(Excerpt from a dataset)

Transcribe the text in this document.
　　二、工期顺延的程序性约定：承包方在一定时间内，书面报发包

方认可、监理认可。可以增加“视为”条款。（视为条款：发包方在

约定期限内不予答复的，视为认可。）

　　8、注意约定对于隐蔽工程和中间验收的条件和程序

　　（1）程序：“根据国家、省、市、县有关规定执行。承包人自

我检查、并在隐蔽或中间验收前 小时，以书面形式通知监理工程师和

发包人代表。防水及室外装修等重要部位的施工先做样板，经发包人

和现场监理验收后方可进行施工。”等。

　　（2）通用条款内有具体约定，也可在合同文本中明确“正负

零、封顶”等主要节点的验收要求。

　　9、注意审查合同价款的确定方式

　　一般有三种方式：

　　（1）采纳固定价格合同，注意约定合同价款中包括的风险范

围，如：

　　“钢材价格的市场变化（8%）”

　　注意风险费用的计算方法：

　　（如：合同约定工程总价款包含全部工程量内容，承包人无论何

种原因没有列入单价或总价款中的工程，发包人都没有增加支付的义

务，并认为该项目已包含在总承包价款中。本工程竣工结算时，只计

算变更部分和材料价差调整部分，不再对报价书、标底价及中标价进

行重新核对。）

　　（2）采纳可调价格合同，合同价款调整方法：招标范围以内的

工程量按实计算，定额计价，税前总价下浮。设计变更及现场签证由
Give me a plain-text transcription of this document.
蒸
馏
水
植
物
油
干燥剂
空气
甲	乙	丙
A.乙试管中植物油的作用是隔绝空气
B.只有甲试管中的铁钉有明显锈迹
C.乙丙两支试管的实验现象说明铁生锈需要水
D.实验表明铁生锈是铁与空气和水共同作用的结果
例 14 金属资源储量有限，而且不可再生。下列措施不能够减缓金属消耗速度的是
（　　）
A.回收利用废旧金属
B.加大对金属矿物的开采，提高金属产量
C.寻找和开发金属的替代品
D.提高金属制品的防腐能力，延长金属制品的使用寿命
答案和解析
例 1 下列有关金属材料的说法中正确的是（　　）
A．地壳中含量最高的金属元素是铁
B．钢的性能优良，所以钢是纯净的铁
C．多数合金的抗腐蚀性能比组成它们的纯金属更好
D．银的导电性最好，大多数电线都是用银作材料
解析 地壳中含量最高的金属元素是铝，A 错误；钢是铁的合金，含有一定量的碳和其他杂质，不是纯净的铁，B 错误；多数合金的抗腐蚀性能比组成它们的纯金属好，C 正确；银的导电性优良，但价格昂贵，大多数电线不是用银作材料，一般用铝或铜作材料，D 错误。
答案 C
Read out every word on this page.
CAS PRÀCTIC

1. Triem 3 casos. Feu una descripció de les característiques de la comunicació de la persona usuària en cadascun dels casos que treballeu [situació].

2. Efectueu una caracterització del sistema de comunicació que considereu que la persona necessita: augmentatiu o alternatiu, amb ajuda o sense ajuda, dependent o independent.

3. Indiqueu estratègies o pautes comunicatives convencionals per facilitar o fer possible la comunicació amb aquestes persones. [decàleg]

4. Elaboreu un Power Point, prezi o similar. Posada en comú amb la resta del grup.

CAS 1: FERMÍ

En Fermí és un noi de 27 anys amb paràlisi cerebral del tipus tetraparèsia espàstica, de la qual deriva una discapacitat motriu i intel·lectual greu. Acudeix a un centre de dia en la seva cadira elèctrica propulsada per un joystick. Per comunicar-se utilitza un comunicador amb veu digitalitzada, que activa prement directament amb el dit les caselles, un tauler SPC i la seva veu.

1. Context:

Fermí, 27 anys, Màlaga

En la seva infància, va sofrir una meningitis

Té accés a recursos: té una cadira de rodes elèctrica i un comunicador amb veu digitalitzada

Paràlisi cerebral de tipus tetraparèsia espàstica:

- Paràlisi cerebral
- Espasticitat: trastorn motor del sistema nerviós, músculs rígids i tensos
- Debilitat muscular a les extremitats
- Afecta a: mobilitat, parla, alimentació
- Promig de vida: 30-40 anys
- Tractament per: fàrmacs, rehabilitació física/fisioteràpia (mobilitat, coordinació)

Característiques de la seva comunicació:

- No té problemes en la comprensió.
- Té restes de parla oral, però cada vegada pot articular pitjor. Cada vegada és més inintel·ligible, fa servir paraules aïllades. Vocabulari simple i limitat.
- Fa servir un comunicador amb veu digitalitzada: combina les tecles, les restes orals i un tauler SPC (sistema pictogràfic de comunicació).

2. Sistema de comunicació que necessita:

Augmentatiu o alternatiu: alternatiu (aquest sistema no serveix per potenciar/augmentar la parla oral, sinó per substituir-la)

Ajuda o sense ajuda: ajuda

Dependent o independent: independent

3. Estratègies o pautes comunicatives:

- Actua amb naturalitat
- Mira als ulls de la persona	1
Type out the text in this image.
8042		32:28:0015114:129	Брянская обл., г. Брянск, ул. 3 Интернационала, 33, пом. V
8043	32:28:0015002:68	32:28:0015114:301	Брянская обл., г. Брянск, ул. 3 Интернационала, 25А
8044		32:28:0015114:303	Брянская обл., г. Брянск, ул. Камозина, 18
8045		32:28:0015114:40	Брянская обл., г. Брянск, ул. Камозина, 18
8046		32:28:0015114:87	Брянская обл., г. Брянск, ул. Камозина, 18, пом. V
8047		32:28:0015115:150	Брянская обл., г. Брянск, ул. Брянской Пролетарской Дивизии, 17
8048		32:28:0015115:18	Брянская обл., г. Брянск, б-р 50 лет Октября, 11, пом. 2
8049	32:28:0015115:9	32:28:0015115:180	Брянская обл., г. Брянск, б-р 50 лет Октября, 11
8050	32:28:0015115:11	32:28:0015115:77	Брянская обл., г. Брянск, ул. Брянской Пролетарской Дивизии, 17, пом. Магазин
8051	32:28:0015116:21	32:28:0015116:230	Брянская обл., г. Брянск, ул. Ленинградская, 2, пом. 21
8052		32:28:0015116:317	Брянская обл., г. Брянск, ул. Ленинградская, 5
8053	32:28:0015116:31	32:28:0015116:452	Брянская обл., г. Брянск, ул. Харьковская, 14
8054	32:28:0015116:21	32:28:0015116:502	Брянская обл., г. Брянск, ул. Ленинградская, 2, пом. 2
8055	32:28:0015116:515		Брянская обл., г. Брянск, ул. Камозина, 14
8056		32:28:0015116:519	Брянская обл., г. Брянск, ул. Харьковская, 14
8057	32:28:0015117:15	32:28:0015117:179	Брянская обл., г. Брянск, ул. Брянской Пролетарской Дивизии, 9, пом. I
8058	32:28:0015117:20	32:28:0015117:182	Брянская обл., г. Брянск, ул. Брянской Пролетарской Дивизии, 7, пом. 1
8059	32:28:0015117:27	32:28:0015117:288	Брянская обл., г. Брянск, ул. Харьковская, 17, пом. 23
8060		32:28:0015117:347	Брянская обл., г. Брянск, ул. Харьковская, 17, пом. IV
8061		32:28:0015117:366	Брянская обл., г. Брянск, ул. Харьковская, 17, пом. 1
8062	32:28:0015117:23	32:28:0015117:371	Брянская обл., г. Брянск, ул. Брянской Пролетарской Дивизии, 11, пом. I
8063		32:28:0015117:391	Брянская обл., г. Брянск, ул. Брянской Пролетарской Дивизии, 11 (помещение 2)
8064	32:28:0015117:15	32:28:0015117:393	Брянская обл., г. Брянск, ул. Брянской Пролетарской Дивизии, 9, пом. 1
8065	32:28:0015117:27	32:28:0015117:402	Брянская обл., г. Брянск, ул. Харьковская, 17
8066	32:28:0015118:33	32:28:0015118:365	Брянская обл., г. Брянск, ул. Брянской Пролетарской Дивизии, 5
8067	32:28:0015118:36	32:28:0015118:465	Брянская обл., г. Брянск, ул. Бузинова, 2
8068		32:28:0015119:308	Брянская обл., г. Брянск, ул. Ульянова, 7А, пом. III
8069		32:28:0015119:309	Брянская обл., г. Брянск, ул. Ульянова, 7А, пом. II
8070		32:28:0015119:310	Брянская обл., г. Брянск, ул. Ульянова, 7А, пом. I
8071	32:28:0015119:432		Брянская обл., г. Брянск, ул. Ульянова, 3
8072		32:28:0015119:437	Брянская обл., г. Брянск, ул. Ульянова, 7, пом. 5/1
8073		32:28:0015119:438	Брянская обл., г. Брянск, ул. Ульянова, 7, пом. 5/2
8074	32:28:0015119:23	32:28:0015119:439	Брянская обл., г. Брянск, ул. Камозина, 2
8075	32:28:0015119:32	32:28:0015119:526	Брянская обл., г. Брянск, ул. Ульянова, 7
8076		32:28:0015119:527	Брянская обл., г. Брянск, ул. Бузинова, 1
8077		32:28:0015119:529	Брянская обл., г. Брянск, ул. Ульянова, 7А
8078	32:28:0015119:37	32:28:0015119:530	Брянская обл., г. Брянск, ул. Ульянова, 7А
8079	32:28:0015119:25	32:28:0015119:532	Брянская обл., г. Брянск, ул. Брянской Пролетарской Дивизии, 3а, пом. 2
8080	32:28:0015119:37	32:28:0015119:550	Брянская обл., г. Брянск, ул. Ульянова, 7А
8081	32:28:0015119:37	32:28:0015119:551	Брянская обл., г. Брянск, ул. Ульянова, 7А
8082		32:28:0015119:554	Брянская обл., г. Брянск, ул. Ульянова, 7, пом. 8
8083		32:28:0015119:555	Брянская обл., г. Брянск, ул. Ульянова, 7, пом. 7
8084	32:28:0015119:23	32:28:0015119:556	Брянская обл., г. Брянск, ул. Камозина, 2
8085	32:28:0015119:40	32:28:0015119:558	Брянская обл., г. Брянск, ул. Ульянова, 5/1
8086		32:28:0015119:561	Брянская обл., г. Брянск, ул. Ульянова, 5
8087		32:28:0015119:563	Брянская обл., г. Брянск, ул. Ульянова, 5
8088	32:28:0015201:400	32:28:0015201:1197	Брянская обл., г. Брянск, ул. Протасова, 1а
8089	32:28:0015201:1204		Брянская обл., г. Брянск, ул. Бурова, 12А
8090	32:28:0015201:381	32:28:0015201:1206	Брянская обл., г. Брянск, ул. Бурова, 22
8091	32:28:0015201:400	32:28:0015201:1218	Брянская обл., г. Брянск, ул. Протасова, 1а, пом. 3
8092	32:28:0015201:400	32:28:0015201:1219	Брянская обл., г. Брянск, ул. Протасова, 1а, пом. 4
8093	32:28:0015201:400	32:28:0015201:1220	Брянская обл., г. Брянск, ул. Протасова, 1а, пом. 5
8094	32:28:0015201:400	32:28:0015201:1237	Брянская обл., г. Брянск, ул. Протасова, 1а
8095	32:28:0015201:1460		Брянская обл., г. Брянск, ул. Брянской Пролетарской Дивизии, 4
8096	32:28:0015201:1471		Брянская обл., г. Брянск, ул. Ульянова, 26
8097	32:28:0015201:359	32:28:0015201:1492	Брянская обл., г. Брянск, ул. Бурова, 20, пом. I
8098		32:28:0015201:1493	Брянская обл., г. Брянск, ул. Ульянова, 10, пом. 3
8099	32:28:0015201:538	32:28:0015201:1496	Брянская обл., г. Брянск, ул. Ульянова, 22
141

**WHAT THE TASK REQUIRES:** Search the material above for "tipus". Pull out each line where it shows up.

**REPLY:**
En Fermí és un noi de 27 anys amb paràlisi cerebral del tipus tetraparèsia espàstica, de la qual deriva una discapacitat motriu i intel·lectual greu. Acudeix a un centre de dia en la seva cadira elèctrica propulsada per un joystick. Per comunicar-se utilitza un comunicador amb veu digitalitzada, que activa prement directament amb el dit les caselles, un tauler SPC i la seva veu.
Paràlisi cerebral de tipus tetraparèsia espàstica:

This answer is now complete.